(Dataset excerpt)
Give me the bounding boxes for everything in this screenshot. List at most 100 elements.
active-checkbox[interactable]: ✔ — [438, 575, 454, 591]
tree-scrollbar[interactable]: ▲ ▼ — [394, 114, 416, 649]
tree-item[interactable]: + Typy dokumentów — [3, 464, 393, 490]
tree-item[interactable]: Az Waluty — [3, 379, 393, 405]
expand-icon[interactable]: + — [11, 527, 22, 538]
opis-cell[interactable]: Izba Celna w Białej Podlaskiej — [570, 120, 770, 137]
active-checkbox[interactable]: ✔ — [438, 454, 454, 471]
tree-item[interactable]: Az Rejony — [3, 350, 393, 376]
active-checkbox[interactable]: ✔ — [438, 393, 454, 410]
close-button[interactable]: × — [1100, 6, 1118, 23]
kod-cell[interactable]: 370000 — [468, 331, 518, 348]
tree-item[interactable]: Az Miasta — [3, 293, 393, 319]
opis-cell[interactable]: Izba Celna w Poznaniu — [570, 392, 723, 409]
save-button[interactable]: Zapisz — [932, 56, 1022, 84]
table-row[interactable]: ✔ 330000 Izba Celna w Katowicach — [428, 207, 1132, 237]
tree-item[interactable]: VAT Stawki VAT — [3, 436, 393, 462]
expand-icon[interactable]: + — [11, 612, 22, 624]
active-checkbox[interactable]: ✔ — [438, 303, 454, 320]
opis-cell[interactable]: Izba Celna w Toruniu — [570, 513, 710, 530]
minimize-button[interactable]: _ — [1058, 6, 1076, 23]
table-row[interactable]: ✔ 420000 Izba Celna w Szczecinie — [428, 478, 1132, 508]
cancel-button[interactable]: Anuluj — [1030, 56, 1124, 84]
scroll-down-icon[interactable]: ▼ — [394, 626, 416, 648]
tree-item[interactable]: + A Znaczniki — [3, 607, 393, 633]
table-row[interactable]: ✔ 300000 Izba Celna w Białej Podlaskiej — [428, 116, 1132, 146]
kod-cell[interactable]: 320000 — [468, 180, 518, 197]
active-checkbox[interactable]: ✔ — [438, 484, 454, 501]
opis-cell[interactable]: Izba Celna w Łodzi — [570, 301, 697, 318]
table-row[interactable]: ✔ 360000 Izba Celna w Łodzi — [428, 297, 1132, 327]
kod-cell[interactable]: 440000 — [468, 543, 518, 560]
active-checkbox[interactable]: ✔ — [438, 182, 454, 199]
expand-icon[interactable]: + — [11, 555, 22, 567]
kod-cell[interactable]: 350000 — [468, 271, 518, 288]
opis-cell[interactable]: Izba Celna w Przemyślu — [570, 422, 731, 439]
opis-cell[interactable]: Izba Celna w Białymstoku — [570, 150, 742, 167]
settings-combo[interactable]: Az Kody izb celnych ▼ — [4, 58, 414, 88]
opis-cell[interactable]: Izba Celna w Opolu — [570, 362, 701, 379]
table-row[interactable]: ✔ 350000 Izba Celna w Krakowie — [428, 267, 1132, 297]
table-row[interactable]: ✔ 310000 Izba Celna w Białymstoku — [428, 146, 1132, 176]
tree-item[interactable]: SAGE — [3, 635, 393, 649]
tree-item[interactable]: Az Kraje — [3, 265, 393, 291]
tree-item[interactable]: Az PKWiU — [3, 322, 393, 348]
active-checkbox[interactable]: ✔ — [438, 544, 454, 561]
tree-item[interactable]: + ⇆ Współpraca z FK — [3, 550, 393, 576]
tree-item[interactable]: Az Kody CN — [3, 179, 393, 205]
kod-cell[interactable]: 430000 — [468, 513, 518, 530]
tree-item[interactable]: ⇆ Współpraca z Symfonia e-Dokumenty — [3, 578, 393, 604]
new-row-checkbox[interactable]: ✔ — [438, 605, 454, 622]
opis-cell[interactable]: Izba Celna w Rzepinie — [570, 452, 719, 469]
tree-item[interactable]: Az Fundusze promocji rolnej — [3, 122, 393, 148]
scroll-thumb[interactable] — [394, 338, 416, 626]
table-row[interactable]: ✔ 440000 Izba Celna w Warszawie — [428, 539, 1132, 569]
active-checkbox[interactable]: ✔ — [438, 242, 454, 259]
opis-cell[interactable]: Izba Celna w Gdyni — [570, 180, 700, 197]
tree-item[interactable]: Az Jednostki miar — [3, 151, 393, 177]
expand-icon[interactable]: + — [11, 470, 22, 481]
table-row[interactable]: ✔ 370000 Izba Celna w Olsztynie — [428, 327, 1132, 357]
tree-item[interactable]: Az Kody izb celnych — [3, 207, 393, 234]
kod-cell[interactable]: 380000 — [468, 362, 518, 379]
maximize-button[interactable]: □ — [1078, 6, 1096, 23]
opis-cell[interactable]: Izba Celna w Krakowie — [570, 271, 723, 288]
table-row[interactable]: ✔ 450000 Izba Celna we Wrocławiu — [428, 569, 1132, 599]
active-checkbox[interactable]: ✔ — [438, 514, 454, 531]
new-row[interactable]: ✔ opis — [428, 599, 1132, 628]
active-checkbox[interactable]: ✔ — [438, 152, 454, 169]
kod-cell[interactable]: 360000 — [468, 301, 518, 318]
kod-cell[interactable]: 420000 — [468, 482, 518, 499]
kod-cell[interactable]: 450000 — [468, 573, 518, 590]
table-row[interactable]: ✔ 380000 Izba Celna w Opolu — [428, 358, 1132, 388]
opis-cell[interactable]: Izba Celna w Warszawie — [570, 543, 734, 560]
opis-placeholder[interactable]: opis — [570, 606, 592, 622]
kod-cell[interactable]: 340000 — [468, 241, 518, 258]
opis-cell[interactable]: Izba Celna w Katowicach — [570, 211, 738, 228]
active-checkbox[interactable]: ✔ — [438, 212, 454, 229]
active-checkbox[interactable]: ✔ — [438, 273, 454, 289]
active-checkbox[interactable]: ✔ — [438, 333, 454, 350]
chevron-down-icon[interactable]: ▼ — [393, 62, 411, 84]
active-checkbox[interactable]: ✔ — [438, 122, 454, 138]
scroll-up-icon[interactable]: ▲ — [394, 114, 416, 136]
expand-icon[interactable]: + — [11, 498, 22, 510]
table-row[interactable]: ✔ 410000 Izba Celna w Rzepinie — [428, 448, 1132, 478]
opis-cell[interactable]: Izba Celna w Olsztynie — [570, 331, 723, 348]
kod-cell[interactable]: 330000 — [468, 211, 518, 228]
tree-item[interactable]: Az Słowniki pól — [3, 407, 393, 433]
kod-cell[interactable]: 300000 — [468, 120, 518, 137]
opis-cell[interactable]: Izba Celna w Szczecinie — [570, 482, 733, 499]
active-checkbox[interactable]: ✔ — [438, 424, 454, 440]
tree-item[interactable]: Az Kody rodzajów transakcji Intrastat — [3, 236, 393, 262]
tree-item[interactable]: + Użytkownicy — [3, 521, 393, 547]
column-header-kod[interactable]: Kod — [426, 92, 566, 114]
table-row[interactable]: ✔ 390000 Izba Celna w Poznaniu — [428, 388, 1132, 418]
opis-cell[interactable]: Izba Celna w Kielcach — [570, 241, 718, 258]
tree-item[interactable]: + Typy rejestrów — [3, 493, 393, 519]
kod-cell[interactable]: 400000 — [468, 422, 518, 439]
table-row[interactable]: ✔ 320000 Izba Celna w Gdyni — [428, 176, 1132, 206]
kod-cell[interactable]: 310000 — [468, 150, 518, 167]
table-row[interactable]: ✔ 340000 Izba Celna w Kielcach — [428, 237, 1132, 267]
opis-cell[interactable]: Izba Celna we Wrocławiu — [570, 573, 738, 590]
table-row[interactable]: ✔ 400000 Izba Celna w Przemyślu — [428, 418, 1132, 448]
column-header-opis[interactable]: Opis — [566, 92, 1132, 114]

◆ Aim
Extract every line of the items above word for word, with no changes.

◆ Exercise solution
Give me the bounding boxes for everything in this screenshot. List at most 100 elements.
active-checkbox[interactable]: ✔ — [438, 575, 454, 591]
tree-scrollbar[interactable]: ▲ ▼ — [394, 114, 416, 649]
tree-item[interactable]: + Typy dokumentów — [3, 464, 393, 490]
tree-item[interactable]: Az Waluty — [3, 379, 393, 405]
expand-icon[interactable]: + — [11, 527, 22, 538]
opis-cell[interactable]: Izba Celna w Białej Podlaskiej — [570, 120, 770, 137]
active-checkbox[interactable]: ✔ — [438, 454, 454, 471]
tree-item[interactable]: Az Rejony — [3, 350, 393, 376]
active-checkbox[interactable]: ✔ — [438, 393, 454, 410]
close-button[interactable]: × — [1100, 6, 1118, 23]
kod-cell[interactable]: 370000 — [468, 331, 518, 348]
tree-item[interactable]: Az Miasta — [3, 293, 393, 319]
opis-cell[interactable]: Izba Celna w Poznaniu — [570, 392, 723, 409]
save-button[interactable]: Zapisz — [932, 56, 1022, 84]
table-row[interactable]: ✔ 330000 Izba Celna w Katowicach — [428, 207, 1132, 237]
tree-item[interactable]: VAT Stawki VAT — [3, 436, 393, 462]
expand-icon[interactable]: + — [11, 612, 22, 624]
active-checkbox[interactable]: ✔ — [438, 303, 454, 320]
opis-cell[interactable]: Izba Celna w Toruniu — [570, 513, 710, 530]
minimize-button[interactable]: _ — [1058, 6, 1076, 23]
table-row[interactable]: ✔ 420000 Izba Celna w Szczecinie — [428, 478, 1132, 508]
cancel-button[interactable]: Anuluj — [1030, 56, 1124, 84]
scroll-down-icon[interactable]: ▼ — [394, 626, 416, 648]
tree-item[interactable]: + A Znaczniki — [3, 607, 393, 633]
table-row[interactable]: ✔ 300000 Izba Celna w Białej Podlaskiej — [428, 116, 1132, 146]
kod-cell[interactable]: 320000 — [468, 180, 518, 197]
active-checkbox[interactable]: ✔ — [438, 484, 454, 501]
opis-cell[interactable]: Izba Celna w Łodzi — [570, 301, 697, 318]
table-row[interactable]: ✔ 360000 Izba Celna w Łodzi — [428, 297, 1132, 327]
kod-cell[interactable]: 440000 — [468, 543, 518, 560]
active-checkbox[interactable]: ✔ — [438, 182, 454, 199]
expand-icon[interactable]: + — [11, 555, 22, 567]
kod-cell[interactable]: 350000 — [468, 271, 518, 288]
opis-cell[interactable]: Izba Celna w Przemyślu — [570, 422, 731, 439]
opis-cell[interactable]: Izba Celna w Białymstoku — [570, 150, 742, 167]
settings-combo[interactable]: Az Kody izb celnych ▼ — [4, 58, 414, 88]
opis-cell[interactable]: Izba Celna w Opolu — [570, 362, 701, 379]
table-row[interactable]: ✔ 350000 Izba Celna w Krakowie — [428, 267, 1132, 297]
table-row[interactable]: ✔ 310000 Izba Celna w Białymstoku — [428, 146, 1132, 176]
tree-item[interactable]: SAGE — [3, 635, 393, 649]
tree-item[interactable]: Az Kraje — [3, 265, 393, 291]
tree-item[interactable]: Az PKWiU — [3, 322, 393, 348]
active-checkbox[interactable]: ✔ — [438, 544, 454, 561]
tree-item[interactable]: + ⇆ Współpraca z FK — [3, 550, 393, 576]
tree-item[interactable]: Az Kody CN — [3, 179, 393, 205]
kod-cell[interactable]: 430000 — [468, 513, 518, 530]
tree-item[interactable]: ⇆ Współpraca z Symfonia e-Dokumenty — [3, 578, 393, 604]
new-row-checkbox[interactable]: ✔ — [438, 605, 454, 622]
opis-cell[interactable]: Izba Celna w Rzepinie — [570, 452, 719, 469]
tree-item[interactable]: Az Fundusze promocji rolnej — [3, 122, 393, 148]
scroll-thumb[interactable] — [394, 338, 416, 626]
table-row[interactable]: ✔ 440000 Izba Celna w Warszawie — [428, 539, 1132, 569]
active-checkbox[interactable]: ✔ — [438, 242, 454, 259]
opis-cell[interactable]: Izba Celna w Gdyni — [570, 180, 700, 197]
tree-item[interactable]: Az Jednostki miar — [3, 151, 393, 177]
expand-icon[interactable]: + — [11, 470, 22, 481]
table-row[interactable]: ✔ 370000 Izba Celna w Olsztynie — [428, 327, 1132, 357]
tree-item[interactable]: Az Kody izb celnych — [3, 207, 393, 234]
kod-cell[interactable]: 380000 — [468, 362, 518, 379]
maximize-button[interactable]: □ — [1078, 6, 1096, 23]
opis-cell[interactable]: Izba Celna w Krakowie — [570, 271, 723, 288]
table-row[interactable]: ✔ 450000 Izba Celna we Wrocławiu — [428, 569, 1132, 599]
active-checkbox[interactable]: ✔ — [438, 514, 454, 531]
new-row[interactable]: ✔ opis — [428, 599, 1132, 628]
active-checkbox[interactable]: ✔ — [438, 152, 454, 169]
kod-cell[interactable]: 360000 — [468, 301, 518, 318]
kod-cell[interactable]: 420000 — [468, 482, 518, 499]
kod-cell[interactable]: 450000 — [468, 573, 518, 590]
table-row[interactable]: ✔ 380000 Izba Celna w Opolu — [428, 358, 1132, 388]
opis-cell[interactable]: Izba Celna w Warszawie — [570, 543, 734, 560]
opis-placeholder[interactable]: opis — [570, 606, 592, 622]
kod-cell[interactable]: 340000 — [468, 241, 518, 258]
opis-cell[interactable]: Izba Celna w Katowicach — [570, 211, 738, 228]
active-checkbox[interactable]: ✔ — [438, 212, 454, 229]
active-checkbox[interactable]: ✔ — [438, 273, 454, 289]
active-checkbox[interactable]: ✔ — [438, 333, 454, 350]
chevron-down-icon[interactable]: ▼ — [393, 62, 411, 84]
active-checkbox[interactable]: ✔ — [438, 122, 454, 138]
scroll-up-icon[interactable]: ▲ — [394, 114, 416, 136]
expand-icon[interactable]: + — [11, 498, 22, 510]
table-row[interactable]: ✔ 410000 Izba Celna w Rzepinie — [428, 448, 1132, 478]
opis-cell[interactable]: Izba Celna w Olsztynie — [570, 331, 723, 348]
kod-cell[interactable]: 330000 — [468, 211, 518, 228]
tree-item[interactable]: Az Słowniki pól — [3, 407, 393, 433]
kod-cell[interactable]: 300000 — [468, 120, 518, 137]
opis-cell[interactable]: Izba Celna w Szczecinie — [570, 482, 733, 499]
active-checkbox[interactable]: ✔ — [438, 424, 454, 440]
tree-item[interactable]: Az Kody rodzajów transakcji Intrastat — [3, 236, 393, 262]
tree-item[interactable]: + Użytkownicy — [3, 521, 393, 547]
column-header-kod[interactable]: Kod — [426, 92, 566, 114]
table-row[interactable]: ✔ 390000 Izba Celna w Poznaniu — [428, 388, 1132, 418]
opis-cell[interactable]: Izba Celna w Kielcach — [570, 241, 718, 258]
tree-item[interactable]: + Typy rejestrów — [3, 493, 393, 519]
kod-cell[interactable]: 400000 — [468, 422, 518, 439]
table-row[interactable]: ✔ 320000 Izba Celna w Gdyni — [428, 176, 1132, 206]
kod-cell[interactable]: 310000 — [468, 150, 518, 167]
table-row[interactable]: ✔ 340000 Izba Celna w Kielcach — [428, 237, 1132, 267]
opis-cell[interactable]: Izba Celna we Wrocławiu — [570, 573, 738, 590]
table-row[interactable]: ✔ 400000 Izba Celna w Przemyślu — [428, 418, 1132, 448]
column-header-opis[interactable]: Opis — [566, 92, 1132, 114]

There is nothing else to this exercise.